─── Excerpted data ───
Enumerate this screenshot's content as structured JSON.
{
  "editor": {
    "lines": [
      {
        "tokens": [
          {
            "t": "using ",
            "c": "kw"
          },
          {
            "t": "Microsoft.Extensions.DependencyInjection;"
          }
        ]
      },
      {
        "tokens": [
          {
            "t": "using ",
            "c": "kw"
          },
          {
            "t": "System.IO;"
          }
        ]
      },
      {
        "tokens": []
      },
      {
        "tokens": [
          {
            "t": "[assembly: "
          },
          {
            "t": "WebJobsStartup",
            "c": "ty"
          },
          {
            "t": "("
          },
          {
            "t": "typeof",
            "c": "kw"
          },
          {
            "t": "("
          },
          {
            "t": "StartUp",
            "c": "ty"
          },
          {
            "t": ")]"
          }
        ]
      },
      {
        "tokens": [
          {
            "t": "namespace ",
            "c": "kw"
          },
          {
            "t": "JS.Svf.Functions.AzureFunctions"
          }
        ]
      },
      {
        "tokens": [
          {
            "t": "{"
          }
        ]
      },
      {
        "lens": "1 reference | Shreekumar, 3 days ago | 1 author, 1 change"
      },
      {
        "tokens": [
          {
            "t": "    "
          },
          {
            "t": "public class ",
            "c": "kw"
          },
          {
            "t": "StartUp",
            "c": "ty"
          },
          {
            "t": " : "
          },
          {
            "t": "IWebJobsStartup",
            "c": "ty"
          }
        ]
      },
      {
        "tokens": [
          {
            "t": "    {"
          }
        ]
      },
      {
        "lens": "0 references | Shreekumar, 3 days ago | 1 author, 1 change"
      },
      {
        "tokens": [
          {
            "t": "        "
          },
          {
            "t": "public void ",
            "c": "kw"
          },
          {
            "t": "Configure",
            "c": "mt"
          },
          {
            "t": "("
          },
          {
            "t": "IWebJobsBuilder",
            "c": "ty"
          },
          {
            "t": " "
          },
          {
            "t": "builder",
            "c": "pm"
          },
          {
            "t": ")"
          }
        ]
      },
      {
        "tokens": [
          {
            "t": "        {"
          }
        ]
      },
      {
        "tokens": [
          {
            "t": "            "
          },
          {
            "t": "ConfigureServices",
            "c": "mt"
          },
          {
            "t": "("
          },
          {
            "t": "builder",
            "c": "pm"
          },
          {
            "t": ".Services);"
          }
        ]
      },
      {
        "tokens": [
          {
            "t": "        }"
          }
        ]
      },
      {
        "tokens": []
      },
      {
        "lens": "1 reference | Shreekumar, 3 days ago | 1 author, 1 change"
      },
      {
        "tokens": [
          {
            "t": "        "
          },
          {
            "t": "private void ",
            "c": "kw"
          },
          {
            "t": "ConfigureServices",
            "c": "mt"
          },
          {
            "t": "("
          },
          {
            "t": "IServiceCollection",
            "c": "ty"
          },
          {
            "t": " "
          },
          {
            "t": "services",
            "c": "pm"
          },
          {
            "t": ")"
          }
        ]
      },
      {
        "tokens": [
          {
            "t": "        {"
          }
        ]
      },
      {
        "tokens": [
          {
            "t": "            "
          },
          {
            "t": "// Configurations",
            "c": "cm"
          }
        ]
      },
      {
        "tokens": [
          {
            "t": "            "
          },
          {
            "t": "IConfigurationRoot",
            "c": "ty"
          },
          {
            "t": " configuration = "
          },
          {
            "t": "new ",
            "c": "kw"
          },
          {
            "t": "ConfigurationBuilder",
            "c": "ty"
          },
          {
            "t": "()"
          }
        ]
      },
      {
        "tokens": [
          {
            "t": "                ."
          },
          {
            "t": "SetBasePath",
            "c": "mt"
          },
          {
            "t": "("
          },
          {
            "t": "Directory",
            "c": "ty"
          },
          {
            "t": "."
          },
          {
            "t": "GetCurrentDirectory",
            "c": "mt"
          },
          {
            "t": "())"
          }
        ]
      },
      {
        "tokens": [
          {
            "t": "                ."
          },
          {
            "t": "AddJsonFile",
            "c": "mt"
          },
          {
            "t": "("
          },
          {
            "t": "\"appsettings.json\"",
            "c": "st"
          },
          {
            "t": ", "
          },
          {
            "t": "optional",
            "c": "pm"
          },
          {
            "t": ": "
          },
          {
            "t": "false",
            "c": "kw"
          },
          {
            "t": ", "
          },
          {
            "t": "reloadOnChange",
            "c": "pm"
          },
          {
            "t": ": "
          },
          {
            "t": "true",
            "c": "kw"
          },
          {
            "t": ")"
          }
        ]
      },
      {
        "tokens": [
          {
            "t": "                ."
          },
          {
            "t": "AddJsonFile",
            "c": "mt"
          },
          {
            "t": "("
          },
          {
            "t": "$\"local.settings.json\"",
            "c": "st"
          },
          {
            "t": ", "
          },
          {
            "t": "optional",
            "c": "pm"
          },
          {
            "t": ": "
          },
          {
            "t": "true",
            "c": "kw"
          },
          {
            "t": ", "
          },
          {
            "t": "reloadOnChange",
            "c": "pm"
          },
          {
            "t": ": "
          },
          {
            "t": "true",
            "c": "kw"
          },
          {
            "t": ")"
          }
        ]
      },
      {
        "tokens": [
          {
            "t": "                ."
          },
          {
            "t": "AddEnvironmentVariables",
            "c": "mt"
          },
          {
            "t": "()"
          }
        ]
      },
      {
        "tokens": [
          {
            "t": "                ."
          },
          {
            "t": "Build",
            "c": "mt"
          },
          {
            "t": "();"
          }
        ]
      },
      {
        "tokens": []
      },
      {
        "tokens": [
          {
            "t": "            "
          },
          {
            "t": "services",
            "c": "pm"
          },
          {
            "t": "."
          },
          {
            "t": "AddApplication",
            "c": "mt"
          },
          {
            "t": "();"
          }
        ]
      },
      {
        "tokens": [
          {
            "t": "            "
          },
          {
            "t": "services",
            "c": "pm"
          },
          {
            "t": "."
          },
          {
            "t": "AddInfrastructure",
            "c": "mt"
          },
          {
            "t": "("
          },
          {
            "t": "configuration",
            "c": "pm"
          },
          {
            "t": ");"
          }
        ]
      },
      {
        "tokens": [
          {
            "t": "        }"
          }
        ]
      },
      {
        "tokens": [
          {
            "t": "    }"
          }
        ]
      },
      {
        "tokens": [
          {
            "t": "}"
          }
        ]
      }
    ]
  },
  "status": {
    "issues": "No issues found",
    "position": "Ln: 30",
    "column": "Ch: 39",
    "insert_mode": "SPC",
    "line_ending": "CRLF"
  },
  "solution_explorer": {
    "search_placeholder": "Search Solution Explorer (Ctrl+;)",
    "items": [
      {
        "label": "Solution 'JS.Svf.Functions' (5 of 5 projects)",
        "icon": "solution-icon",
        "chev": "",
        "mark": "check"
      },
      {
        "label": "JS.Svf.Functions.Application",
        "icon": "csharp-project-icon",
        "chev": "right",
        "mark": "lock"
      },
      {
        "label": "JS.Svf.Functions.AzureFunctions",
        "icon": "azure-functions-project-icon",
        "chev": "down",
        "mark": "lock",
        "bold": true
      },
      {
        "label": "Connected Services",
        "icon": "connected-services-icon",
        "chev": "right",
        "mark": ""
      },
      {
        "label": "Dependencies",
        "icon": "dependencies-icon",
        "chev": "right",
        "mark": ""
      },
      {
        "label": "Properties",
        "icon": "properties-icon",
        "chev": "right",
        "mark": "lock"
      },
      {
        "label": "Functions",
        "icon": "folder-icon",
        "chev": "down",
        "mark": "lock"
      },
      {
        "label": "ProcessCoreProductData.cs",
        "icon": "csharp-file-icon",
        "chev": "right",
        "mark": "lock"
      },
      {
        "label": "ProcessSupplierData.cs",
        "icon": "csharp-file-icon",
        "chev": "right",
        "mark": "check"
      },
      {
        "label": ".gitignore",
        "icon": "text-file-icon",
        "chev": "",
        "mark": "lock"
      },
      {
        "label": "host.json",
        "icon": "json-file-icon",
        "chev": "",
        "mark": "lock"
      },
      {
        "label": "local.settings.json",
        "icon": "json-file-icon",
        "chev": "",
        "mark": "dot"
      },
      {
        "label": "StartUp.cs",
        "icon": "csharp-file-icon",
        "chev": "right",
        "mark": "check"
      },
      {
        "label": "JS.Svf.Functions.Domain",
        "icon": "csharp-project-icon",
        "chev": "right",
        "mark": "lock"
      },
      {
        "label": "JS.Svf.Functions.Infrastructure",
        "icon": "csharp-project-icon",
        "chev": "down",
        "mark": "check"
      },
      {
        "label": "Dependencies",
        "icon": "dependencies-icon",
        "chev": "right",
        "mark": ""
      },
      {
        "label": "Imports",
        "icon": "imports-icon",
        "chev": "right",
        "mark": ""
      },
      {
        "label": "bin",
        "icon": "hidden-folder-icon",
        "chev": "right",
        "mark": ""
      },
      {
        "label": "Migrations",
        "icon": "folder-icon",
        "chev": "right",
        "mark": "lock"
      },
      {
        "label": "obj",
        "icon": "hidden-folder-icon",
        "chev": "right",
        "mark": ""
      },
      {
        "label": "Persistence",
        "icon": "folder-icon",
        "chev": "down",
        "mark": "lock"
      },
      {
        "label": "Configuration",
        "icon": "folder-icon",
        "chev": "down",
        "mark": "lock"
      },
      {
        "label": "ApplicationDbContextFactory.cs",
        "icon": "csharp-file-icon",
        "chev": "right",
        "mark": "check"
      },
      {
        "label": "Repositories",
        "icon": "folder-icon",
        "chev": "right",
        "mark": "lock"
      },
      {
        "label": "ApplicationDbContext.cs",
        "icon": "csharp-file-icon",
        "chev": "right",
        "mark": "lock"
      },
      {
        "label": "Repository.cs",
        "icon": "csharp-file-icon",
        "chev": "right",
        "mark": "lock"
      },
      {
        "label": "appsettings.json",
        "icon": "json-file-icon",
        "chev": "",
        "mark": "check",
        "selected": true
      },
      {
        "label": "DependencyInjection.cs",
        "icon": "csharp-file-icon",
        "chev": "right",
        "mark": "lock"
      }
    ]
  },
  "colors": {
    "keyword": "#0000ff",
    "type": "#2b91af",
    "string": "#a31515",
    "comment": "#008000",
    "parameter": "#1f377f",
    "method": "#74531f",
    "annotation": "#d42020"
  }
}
───
[Exercise task]
Where a line in the entries holds "local", copy that line.

[Complete answer]
            "t": "$\"local.settings.json\"",
        "label": "local.settings.json",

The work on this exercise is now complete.